## Extracted data:
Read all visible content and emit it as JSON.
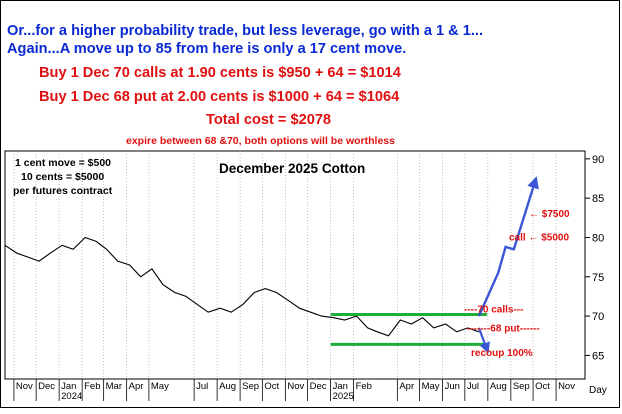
{
  "header": {
    "line1": "Or...for a higher probability trade, but less leverage, go with a 1 & 1...",
    "line2": "Again...A move up to 85 from here is only a 17 cent move.",
    "line3": "Buy 1 Dec 70 calls at 1.90 cents is $950 + 64 = $1014",
    "line4": "Buy 1 Dec 68 put at 2.00 cents is $1000 + 64 = $1064",
    "line5": "Total cost = $2078",
    "line6": "expire between 68 &70, both options will be worthless",
    "color_blue": "#0a2ad4",
    "color_red": "#e01010"
  },
  "legend_note": {
    "line1": "1 cent move = $500",
    "line2": "10 cents = $5000",
    "line3": "per futures contract"
  },
  "chart_data": {
    "type": "line",
    "title": "December 2025 Cotton",
    "ylim": [
      62,
      91
    ],
    "yticks": [
      65,
      70,
      75,
      80,
      85,
      90
    ],
    "xlabel_right": "Day",
    "month_labels": [
      "Nov",
      "Dec",
      "Jan",
      "Feb",
      "Mar",
      "Apr",
      "May",
      "Jul",
      "Aug",
      "Sep",
      "Oct",
      "Nov",
      "Dec",
      "Jan",
      "Feb",
      "Apr",
      "May",
      "Jun",
      "Jul",
      "Aug",
      "Sep",
      "Oct",
      "Nov"
    ],
    "year_labels": [
      "2024",
      "2025"
    ],
    "x_range": [
      "2023-10-20",
      "2025-12-10"
    ],
    "month_dates": [
      "2023-11-01",
      "2023-12-01",
      "2024-01-01",
      "2024-02-01",
      "2024-03-01",
      "2024-04-01",
      "2024-05-01",
      "2024-07-01",
      "2024-08-01",
      "2024-09-01",
      "2024-10-01",
      "2024-11-01",
      "2024-12-01",
      "2025-01-01",
      "2025-02-01",
      "2025-04-01",
      "2025-05-01",
      "2025-06-01",
      "2025-07-01",
      "2025-08-01",
      "2025-09-01",
      "2025-10-01",
      "2025-11-01"
    ],
    "year_dates": [
      "2024-01-01",
      "2025-01-01"
    ],
    "series": [
      {
        "x": [
          "2023-10-20",
          "2023-11-05",
          "2023-11-20",
          "2023-12-05",
          "2023-12-20",
          "2024-01-05",
          "2024-01-20",
          "2024-02-05",
          "2024-02-20",
          "2024-03-05",
          "2024-03-20",
          "2024-04-05",
          "2024-04-20",
          "2024-05-05",
          "2024-05-20",
          "2024-06-05",
          "2024-06-20",
          "2024-07-05",
          "2024-07-20",
          "2024-08-05",
          "2024-08-20",
          "2024-09-05",
          "2024-09-20",
          "2024-10-05",
          "2024-10-20",
          "2024-11-05",
          "2024-11-20",
          "2024-12-05",
          "2024-12-20",
          "2025-01-05",
          "2025-01-20",
          "2025-02-05",
          "2025-02-20",
          "2025-03-05",
          "2025-03-20",
          "2025-04-05",
          "2025-04-20",
          "2025-05-05",
          "2025-05-20",
          "2025-06-05",
          "2025-06-20",
          "2025-07-05",
          "2025-07-20"
        ],
        "y": [
          79.0,
          78.0,
          77.5,
          77.0,
          78.0,
          79.0,
          78.5,
          80.0,
          79.5,
          78.5,
          77.0,
          76.5,
          75.0,
          76.0,
          74.0,
          73.0,
          72.5,
          71.5,
          70.5,
          71.0,
          70.5,
          71.5,
          73.0,
          73.5,
          73.0,
          72.0,
          71.0,
          70.5,
          70.0,
          69.8,
          69.5,
          70.0,
          68.5,
          68.0,
          67.5,
          69.5,
          69.0,
          69.8,
          68.5,
          69.0,
          68.0,
          68.5,
          68.0
        ]
      }
    ],
    "annotations": {
      "box_upper": 70.2,
      "box_lower": 66.4,
      "box_range": [
        "2025-01-01",
        "2025-07-31"
      ],
      "arrow_up": [
        [
          "2025-07-20",
          70.0
        ],
        [
          "2025-08-15",
          75.5
        ],
        [
          "2025-08-25",
          78.8
        ],
        [
          "2025-09-05",
          78.5
        ],
        [
          "2025-10-05",
          87.5
        ]
      ],
      "arrow_down": [
        [
          "2025-07-20",
          68.5
        ],
        [
          "2025-08-01",
          65.5
        ]
      ],
      "label_7500": "← $7500",
      "label_7500_level": 83.0,
      "label_5000": "call ← $5000",
      "label_5000_level": 80.0,
      "label_calls": "----70 calls---",
      "label_calls_level": 70.2,
      "label_put": "-------68 put------",
      "label_put_level": 68.4,
      "label_recoup": "recoup 100%",
      "label_recoup_level": 65.3,
      "color_box_lines": "#1fae3a",
      "color_arrow": "#3a56d6",
      "color_red": "#e01010",
      "color_price": "#000000"
    }
  }
}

## Exercise brief:
All of the records need repeating exactly, except for the pictures.

## Reply:
Read all visible content and emit it as JSON.
{
  "header": {
    "line1": "Or...for a higher probability trade, but less leverage, go with a 1 & 1...",
    "line2": "Again...A move up to 85 from here is only a 17 cent move.",
    "line3": "Buy 1 Dec 70 calls at 1.90 cents is $950 + 64 = $1014",
    "line4": "Buy 1 Dec 68 put at 2.00 cents is $1000 + 64 = $1064",
    "line5": "Total cost = $2078",
    "line6": "expire between 68 &70, both options will be worthless",
    "color_blue": "#0a2ad4",
    "color_red": "#e01010"
  },
  "legend_note": {
    "line1": "1 cent move = $500",
    "line2": "10 cents = $5000",
    "line3": "per futures contract"
  },
  "chart_data": {
    "type": "line",
    "title": "December 2025 Cotton",
    "ylim": [
      62,
      91
    ],
    "yticks": [
      65,
      70,
      75,
      80,
      85,
      90
    ],
    "xlabel_right": "Day",
    "month_labels": [
      "Nov",
      "Dec",
      "Jan",
      "Feb",
      "Mar",
      "Apr",
      "May",
      "Jul",
      "Aug",
      "Sep",
      "Oct",
      "Nov",
      "Dec",
      "Jan",
      "Feb",
      "Apr",
      "May",
      "Jun",
      "Jul",
      "Aug",
      "Sep",
      "Oct",
      "Nov"
    ],
    "year_labels": [
      "2024",
      "2025"
    ],
    "x_range": [
      "2023-10-20",
      "2025-12-10"
    ],
    "month_dates": [
      "2023-11-01",
      "2023-12-01",
      "2024-01-01",
      "2024-02-01",
      "2024-03-01",
      "2024-04-01",
      "2024-05-01",
      "2024-07-01",
      "2024-08-01",
      "2024-09-01",
      "2024-10-01",
      "2024-11-01",
      "2024-12-01",
      "2025-01-01",
      "2025-02-01",
      "2025-04-01",
      "2025-05-01",
      "2025-06-01",
      "2025-07-01",
      "2025-08-01",
      "2025-09-01",
      "2025-10-01",
      "2025-11-01"
    ],
    "year_dates": [
      "2024-01-01",
      "2025-01-01"
    ],
    "series": [
      {
        "x": [
          "2023-10-20",
          "2023-11-05",
          "2023-11-20",
          "2023-12-05",
          "2023-12-20",
          "2024-01-05",
          "2024-01-20",
          "2024-02-05",
          "2024-02-20",
          "2024-03-05",
          "2024-03-20",
          "2024-04-05",
          "2024-04-20",
          "2024-05-05",
          "2024-05-20",
          "2024-06-05",
          "2024-06-20",
          "2024-07-05",
          "2024-07-20",
          "2024-08-05",
          "2024-08-20",
          "2024-09-05",
          "2024-09-20",
          "2024-10-05",
          "2024-10-20",
          "2024-11-05",
          "2024-11-20",
          "2024-12-05",
          "2024-12-20",
          "2025-01-05",
          "2025-01-20",
          "2025-02-05",
          "2025-02-20",
          "2025-03-05",
          "2025-03-20",
          "2025-04-05",
          "2025-04-20",
          "2025-05-05",
          "2025-05-20",
          "2025-06-05",
          "2025-06-20",
          "2025-07-05",
          "2025-07-20"
        ],
        "y": [
          79.0,
          78.0,
          77.5,
          77.0,
          78.0,
          79.0,
          78.5,
          80.0,
          79.5,
          78.5,
          77.0,
          76.5,
          75.0,
          76.0,
          74.0,
          73.0,
          72.5,
          71.5,
          70.5,
          71.0,
          70.5,
          71.5,
          73.0,
          73.5,
          73.0,
          72.0,
          71.0,
          70.5,
          70.0,
          69.8,
          69.5,
          70.0,
          68.5,
          68.0,
          67.5,
          69.5,
          69.0,
          69.8,
          68.5,
          69.0,
          68.0,
          68.5,
          68.0
        ]
      }
    ],
    "annotations": {
      "box_upper": 70.2,
      "box_lower": 66.4,
      "box_range": [
        "2025-01-01",
        "2025-07-31"
      ],
      "arrow_up": [
        [
          "2025-07-20",
          70.0
        ],
        [
          "2025-08-15",
          75.5
        ],
        [
          "2025-08-25",
          78.8
        ],
        [
          "2025-09-05",
          78.5
        ],
        [
          "2025-10-05",
          87.5
        ]
      ],
      "arrow_down": [
        [
          "2025-07-20",
          68.5
        ],
        [
          "2025-08-01",
          65.5
        ]
      ],
      "label_7500": "← $7500",
      "label_7500_level": 83.0,
      "label_5000": "call ← $5000",
      "label_5000_level": 80.0,
      "label_calls": "----70 calls---",
      "label_calls_level": 70.2,
      "label_put": "-------68 put------",
      "label_put_level": 68.4,
      "label_recoup": "recoup 100%",
      "label_recoup_level": 65.3,
      "color_box_lines": "#1fae3a",
      "color_arrow": "#3a56d6",
      "color_red": "#e01010",
      "color_price": "#000000"
    }
  }
}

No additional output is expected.